[What to do]:
State how many lines in these records contain the word "Trăng", and nothing else.

[Listed records]:
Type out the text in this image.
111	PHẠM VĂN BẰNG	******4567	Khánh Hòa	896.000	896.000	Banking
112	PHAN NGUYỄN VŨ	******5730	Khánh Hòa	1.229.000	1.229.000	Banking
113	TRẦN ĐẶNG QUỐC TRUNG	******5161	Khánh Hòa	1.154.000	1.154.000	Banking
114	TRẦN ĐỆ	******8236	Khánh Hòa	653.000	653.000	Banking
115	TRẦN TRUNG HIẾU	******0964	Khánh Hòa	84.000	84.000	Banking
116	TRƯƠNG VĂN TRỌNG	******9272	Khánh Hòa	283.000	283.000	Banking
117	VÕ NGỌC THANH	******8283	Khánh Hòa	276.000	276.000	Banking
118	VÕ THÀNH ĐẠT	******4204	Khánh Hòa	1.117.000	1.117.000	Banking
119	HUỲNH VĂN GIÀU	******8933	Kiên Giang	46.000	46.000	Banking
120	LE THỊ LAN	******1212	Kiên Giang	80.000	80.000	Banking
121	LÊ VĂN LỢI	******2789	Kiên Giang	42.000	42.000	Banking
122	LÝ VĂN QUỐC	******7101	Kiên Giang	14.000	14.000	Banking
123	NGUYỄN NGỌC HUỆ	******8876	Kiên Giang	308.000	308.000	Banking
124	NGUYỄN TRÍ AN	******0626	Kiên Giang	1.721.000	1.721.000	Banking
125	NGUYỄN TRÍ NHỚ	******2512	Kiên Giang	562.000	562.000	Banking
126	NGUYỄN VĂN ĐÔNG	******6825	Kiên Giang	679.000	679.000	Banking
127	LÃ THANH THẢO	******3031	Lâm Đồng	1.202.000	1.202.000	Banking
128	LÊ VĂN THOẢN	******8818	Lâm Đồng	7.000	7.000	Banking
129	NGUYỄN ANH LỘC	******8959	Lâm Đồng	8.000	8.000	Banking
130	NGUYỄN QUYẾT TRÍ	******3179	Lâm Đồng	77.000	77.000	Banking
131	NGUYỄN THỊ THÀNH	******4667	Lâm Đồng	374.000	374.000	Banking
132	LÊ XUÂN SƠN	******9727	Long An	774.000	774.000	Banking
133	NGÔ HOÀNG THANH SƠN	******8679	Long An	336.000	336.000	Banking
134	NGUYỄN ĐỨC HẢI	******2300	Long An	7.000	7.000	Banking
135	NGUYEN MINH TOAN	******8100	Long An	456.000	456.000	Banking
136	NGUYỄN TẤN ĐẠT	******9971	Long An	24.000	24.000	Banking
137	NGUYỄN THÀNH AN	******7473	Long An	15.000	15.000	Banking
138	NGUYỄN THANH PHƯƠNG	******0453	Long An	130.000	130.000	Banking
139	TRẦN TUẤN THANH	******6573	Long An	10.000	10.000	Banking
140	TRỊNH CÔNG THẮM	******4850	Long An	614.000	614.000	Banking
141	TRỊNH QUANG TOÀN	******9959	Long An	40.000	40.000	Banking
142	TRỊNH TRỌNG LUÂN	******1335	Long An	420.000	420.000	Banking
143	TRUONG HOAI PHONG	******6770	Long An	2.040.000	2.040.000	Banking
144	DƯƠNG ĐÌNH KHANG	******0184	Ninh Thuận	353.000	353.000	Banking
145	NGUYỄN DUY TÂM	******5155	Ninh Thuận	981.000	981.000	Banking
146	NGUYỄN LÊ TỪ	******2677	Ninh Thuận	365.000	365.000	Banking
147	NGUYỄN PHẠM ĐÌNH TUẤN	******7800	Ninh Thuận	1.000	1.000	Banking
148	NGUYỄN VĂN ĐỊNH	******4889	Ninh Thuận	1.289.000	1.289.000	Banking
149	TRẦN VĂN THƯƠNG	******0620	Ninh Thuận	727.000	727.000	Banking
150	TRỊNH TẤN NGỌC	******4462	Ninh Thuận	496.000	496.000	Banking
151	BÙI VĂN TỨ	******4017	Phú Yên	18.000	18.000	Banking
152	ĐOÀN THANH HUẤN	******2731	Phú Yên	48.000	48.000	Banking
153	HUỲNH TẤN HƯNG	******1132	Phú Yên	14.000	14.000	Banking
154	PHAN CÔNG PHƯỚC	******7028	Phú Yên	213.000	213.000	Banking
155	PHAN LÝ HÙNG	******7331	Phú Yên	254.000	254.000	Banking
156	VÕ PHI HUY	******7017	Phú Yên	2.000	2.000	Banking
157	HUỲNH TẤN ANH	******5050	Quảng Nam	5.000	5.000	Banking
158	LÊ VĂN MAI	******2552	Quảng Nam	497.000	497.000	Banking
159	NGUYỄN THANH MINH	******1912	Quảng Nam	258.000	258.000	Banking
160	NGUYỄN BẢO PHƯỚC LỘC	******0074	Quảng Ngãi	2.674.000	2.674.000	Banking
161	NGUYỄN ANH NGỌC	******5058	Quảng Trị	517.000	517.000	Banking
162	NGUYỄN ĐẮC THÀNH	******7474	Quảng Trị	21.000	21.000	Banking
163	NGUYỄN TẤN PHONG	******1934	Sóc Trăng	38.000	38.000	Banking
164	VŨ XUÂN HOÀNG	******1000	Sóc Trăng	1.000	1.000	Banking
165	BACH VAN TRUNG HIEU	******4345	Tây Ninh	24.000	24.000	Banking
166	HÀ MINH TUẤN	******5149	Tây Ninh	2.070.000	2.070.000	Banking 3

[Written answer]:
2